[Source]

Typically, the reticle 210 defines the pattern for a layer of a
microelectronic device, for example an integrated circuit. (The
pattern for one layer need not be defined by only one reticle.) The
pattern normally extends sufficiently to occupy a "die" on the
substrate 223. To ensure that the illumination beam illuminates a
particular subfield on the reticle 210, the illumination-beam
deflector 208 is energized appropriately.
[0101] The reticle 210 is mounted on a reticle stage 211 that can
be moved in the X- and Y-directions. Similarly, the substrate 223
is mounted on a substrate stage 224 that also is movable in the X-
and Y-directions. During imaging of the pattern, the subfields
residing in a particular row within the optical field of the
illumination-optical and projection-optical systems are illuminated
sequentially by scanning ("sweeping") the illumination beam in the
X-direction (synchronously with scanning of the "imaging beam,"
propagating downstream of the reticle 210, in the X-direction). The
respective width of each row in the X-direction on the reticle and
substrate is essentially the width of the optical field of the
illumination-optical system and projection-optical system,
respectively. To progress from one row to the next (and hence
expose subfields outside the optical field), the reticle stage 211
and substrate stage 224 undergo respective continuous scanning
motions in the Y-direction. Both stages 211, 224 are provided with
respective position-measurement systems 212, 225 (typically laser
interferometers) that accurately measure the position of the
respective stage in the X-Y plane in real time. These accurate
positional measurements are critical for achieving proper alignment
and "stitching" together of subfield images as projected onto the
substrate 223.

[Data listing]

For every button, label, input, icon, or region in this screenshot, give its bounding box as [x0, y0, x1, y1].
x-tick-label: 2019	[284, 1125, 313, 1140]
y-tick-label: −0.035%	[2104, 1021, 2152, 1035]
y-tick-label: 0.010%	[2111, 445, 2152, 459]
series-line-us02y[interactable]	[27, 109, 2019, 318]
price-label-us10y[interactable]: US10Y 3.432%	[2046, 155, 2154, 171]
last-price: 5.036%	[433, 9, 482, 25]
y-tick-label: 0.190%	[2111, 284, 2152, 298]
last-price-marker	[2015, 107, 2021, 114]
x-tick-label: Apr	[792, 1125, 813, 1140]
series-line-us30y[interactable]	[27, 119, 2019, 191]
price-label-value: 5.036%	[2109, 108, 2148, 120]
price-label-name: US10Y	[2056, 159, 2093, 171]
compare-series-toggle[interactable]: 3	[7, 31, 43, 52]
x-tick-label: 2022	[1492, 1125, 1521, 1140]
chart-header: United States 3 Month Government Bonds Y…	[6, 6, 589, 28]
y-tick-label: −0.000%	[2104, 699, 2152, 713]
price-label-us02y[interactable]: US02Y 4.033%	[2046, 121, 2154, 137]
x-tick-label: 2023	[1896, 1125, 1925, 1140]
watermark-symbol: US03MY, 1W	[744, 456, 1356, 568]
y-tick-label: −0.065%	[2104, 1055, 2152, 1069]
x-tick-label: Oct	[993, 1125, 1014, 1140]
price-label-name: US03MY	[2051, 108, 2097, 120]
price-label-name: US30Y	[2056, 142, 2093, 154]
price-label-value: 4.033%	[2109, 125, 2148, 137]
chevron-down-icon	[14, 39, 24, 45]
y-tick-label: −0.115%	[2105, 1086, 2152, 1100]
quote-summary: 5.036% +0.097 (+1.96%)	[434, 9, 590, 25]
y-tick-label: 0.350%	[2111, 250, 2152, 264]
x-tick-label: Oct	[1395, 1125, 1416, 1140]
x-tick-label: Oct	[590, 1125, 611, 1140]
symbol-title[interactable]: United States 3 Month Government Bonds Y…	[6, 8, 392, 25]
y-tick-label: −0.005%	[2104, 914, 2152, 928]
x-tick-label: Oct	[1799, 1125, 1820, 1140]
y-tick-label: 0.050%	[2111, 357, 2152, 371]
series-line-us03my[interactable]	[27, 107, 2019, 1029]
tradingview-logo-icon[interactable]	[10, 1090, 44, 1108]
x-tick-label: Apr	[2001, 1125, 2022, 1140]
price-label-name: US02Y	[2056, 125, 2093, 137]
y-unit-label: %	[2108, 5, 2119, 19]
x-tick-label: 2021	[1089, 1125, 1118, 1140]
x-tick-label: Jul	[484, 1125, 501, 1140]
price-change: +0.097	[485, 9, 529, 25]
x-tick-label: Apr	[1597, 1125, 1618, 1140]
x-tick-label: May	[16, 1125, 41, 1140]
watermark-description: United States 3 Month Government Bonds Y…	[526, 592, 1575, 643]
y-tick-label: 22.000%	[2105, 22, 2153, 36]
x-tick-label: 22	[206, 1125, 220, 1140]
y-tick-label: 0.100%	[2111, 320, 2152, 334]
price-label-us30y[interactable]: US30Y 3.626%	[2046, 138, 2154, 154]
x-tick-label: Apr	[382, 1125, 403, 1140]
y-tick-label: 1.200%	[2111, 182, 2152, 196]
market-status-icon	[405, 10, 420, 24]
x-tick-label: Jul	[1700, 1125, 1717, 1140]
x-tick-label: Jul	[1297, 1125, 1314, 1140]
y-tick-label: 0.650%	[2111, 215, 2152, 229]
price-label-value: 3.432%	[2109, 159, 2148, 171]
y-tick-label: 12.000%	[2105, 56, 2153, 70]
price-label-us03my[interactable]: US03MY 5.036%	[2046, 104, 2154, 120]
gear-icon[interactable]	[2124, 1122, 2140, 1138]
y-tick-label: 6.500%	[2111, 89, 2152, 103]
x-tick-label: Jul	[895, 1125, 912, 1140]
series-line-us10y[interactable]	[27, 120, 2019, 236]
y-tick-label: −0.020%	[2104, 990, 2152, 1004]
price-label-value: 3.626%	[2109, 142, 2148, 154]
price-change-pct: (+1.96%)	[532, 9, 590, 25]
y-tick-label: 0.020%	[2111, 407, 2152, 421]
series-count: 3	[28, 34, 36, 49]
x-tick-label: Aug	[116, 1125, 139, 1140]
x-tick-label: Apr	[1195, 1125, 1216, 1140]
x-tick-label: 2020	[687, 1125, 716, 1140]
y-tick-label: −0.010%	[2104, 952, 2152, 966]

[Description of the task]
Pick up the passage on the reticle and substrate stages where it stops and continue it.

[Final answer]
[0102] The projection-optical system POS comprises first and second
projection lenses 215, 219, respectively, and a deflector 216 all
situated downstream of the reticle 210. As the illumination beam is
irradiated on a selected subfield of the reticle 210, portions of
the beam are transmitted through the reticle while becoming imaged
with the respective portion of the reticle pattern defined by the
particular subfield. Hence, the beam propagating downstream of the
reticle 210 is termed the "imaging beam" or "patterned beam." The
patterned beam passes through the projection-optical system POS to
the substrate 223. In this regard, as the patterned beam passes
through the projection lenses 215, 219, the image carried by the
patterned beam is "demagnified," usually by an integer factor.
Hence, the projection lenses 215, 219 collectively have a
"demagnification ratio" such as 1/4 or 1/5. The patterned beam is
deflected by the deflector 216 and focused at a specified location
on the substrate 223. Also, due to the optical behavior of the
projection-optical system POS, the respective directions of sweeps
of the illumination beam and patterned beam in the X-direction are
mutually opposite, and the respective directions of motion of the
stages in the Y-direction also are mutually opposite.
[0103] As noted above, the upstream-facing surface of the substrate
223 is coated with a suitable resist. Whenever a specified dose of
the patterned beam impinges on the resist, the area of impingement
is imprinted with the image carried by the patterned beam.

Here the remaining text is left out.